# Exercise data
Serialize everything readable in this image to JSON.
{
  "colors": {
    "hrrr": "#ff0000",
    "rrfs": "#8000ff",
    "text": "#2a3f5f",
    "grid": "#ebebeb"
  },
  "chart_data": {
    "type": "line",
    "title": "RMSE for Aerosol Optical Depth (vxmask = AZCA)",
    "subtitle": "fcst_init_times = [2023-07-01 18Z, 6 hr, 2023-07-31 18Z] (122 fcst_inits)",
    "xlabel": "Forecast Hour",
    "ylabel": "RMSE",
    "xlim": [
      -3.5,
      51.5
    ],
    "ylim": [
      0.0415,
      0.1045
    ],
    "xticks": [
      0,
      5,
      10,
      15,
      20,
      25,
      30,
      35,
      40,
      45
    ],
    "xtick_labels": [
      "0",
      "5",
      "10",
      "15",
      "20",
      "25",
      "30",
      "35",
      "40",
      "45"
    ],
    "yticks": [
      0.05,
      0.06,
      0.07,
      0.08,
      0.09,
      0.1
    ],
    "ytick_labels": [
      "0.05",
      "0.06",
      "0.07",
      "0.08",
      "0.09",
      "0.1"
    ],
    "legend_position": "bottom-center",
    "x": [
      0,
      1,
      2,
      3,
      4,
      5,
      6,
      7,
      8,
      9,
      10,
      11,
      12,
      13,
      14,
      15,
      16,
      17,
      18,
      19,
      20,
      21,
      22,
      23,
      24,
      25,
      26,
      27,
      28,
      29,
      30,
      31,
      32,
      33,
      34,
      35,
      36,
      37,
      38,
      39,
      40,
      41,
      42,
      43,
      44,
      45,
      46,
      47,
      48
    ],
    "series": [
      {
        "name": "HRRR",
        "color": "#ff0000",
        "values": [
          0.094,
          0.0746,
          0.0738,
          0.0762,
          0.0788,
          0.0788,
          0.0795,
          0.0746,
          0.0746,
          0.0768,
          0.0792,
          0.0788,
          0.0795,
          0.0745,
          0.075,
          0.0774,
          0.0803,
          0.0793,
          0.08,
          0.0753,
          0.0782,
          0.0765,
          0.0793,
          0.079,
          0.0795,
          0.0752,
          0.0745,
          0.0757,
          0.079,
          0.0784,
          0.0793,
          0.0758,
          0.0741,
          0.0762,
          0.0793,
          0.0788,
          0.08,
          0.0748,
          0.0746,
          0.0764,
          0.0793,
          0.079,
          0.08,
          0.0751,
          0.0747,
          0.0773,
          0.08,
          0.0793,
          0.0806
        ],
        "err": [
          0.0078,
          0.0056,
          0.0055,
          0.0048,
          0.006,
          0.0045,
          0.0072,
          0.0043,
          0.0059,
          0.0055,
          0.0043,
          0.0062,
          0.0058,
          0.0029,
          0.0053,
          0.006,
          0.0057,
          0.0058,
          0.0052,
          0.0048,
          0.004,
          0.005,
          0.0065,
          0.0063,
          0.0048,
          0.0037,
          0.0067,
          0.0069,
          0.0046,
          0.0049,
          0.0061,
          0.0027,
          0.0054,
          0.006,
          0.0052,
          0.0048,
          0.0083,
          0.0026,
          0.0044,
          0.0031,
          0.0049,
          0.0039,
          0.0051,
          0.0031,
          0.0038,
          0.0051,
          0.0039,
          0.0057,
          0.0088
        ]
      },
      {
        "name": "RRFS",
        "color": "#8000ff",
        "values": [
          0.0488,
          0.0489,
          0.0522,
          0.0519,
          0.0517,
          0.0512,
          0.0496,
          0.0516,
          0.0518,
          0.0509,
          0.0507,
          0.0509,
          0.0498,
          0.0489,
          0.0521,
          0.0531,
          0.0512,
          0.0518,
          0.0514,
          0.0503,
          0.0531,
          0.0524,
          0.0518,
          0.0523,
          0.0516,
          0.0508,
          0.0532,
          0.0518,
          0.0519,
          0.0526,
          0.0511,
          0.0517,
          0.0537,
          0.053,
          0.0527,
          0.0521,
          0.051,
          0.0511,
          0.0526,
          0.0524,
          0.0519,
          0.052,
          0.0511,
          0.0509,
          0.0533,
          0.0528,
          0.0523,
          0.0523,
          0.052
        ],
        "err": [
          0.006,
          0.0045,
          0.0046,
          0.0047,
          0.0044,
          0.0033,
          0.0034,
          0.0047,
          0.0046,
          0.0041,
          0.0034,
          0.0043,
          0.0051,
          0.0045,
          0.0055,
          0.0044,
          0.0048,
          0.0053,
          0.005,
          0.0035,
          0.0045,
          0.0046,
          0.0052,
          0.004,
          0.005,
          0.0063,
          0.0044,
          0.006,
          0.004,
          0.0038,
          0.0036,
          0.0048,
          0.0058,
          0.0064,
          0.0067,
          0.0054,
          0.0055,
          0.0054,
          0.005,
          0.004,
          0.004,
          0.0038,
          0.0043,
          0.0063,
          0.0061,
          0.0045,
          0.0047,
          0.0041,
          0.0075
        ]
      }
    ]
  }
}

# Exercise aim
Make an exact copy of the listing, including every line.

# Response
Serialize everything readable in this image to JSON.
{
  "colors": {
    "hrrr": "#ff0000",
    "rrfs": "#8000ff",
    "text": "#2a3f5f",
    "grid": "#ebebeb"
  },
  "chart_data": {
    "type": "line",
    "title": "RMSE for Aerosol Optical Depth (vxmask = AZCA)",
    "subtitle": "fcst_init_times = [2023-07-01 18Z, 6 hr, 2023-07-31 18Z] (122 fcst_inits)",
    "xlabel": "Forecast Hour",
    "ylabel": "RMSE",
    "xlim": [
      -3.5,
      51.5
    ],
    "ylim": [
      0.0415,
      0.1045
    ],
    "xticks": [
      0,
      5,
      10,
      15,
      20,
      25,
      30,
      35,
      40,
      45
    ],
    "xtick_labels": [
      "0",
      "5",
      "10",
      "15",
      "20",
      "25",
      "30",
      "35",
      "40",
      "45"
    ],
    "yticks": [
      0.05,
      0.06,
      0.07,
      0.08,
      0.09,
      0.1
    ],
    "ytick_labels": [
      "0.05",
      "0.06",
      "0.07",
      "0.08",
      "0.09",
      "0.1"
    ],
    "legend_position": "bottom-center",
    "x": [
      0,
      1,
      2,
      3,
      4,
      5,
      6,
      7,
      8,
      9,
      10,
      11,
      12,
      13,
      14,
      15,
      16,
      17,
      18,
      19,
      20,
      21,
      22,
      23,
      24,
      25,
      26,
      27,
      28,
      29,
      30,
      31,
      32,
      33,
      34,
      35,
      36,
      37,
      38,
      39,
      40,
      41,
      42,
      43,
      44,
      45,
      46,
      47,
      48
    ],
    "series": [
      {
        "name": "HRRR",
        "color": "#ff0000",
        "values": [
          0.094,
          0.0746,
          0.0738,
          0.0762,
          0.0788,
          0.0788,
          0.0795,
          0.0746,
          0.0746,
          0.0768,
          0.0792,
          0.0788,
          0.0795,
          0.0745,
          0.075,
          0.0774,
          0.0803,
          0.0793,
          0.08,
          0.0753,
          0.0782,
          0.0765,
          0.0793,
          0.079,
          0.0795,
          0.0752,
          0.0745,
          0.0757,
          0.079,
          0.0784,
          0.0793,
          0.0758,
          0.0741,
          0.0762,
          0.0793,
          0.0788,
          0.08,
          0.0748,
          0.0746,
          0.0764,
          0.0793,
          0.079,
          0.08,
          0.0751,
          0.0747,
          0.0773,
          0.08,
          0.0793,
          0.0806
        ],
        "err": [
          0.0078,
          0.0056,
          0.0055,
          0.0048,
          0.006,
          0.0045,
          0.0072,
          0.0043,
          0.0059,
          0.0055,
          0.0043,
          0.0062,
          0.0058,
          0.0029,
          0.0053,
          0.006,
          0.0057,
          0.0058,
          0.0052,
          0.0048,
          0.004,
          0.005,
          0.0065,
          0.0063,
          0.0048,
          0.0037,
          0.0067,
          0.0069,
          0.0046,
          0.0049,
          0.0061,
          0.0027,
          0.0054,
          0.006,
          0.0052,
          0.0048,
          0.0083,
          0.0026,
          0.0044,
          0.0031,
          0.0049,
          0.0039,
          0.0051,
          0.0031,
          0.0038,
          0.0051,
          0.0039,
          0.0057,
          0.0088
        ]
      },
      {
        "name": "RRFS",
        "color": "#8000ff",
        "values": [
          0.0488,
          0.0489,
          0.0522,
          0.0519,
          0.0517,
          0.0512,
          0.0496,
          0.0516,
          0.0518,
          0.0509,
          0.0507,
          0.0509,
          0.0498,
          0.0489,
          0.0521,
          0.0531,
          0.0512,
          0.0518,
          0.0514,
          0.0503,
          0.0531,
          0.0524,
          0.0518,
          0.0523,
          0.0516,
          0.0508,
          0.0532,
          0.0518,
          0.0519,
          0.0526,
          0.0511,
          0.0517,
          0.0537,
          0.053,
          0.0527,
          0.0521,
          0.051,
          0.0511,
          0.0526,
          0.0524,
          0.0519,
          0.052,
          0.0511,
          0.0509,
          0.0533,
          0.0528,
          0.0523,
          0.0523,
          0.052
        ],
        "err": [
          0.006,
          0.0045,
          0.0046,
          0.0047,
          0.0044,
          0.0033,
          0.0034,
          0.0047,
          0.0046,
          0.0041,
          0.0034,
          0.0043,
          0.0051,
          0.0045,
          0.0055,
          0.0044,
          0.0048,
          0.0053,
          0.005,
          0.0035,
          0.0045,
          0.0046,
          0.0052,
          0.004,
          0.005,
          0.0063,
          0.0044,
          0.006,
          0.004,
          0.0038,
          0.0036,
          0.0048,
          0.0058,
          0.0064,
          0.0067,
          0.0054,
          0.0055,
          0.0054,
          0.005,
          0.004,
          0.004,
          0.0038,
          0.0043,
          0.0063,
          0.0061,
          0.0045,
          0.0047,
          0.0041,
          0.0075
        ]
      }
    ]
  }
}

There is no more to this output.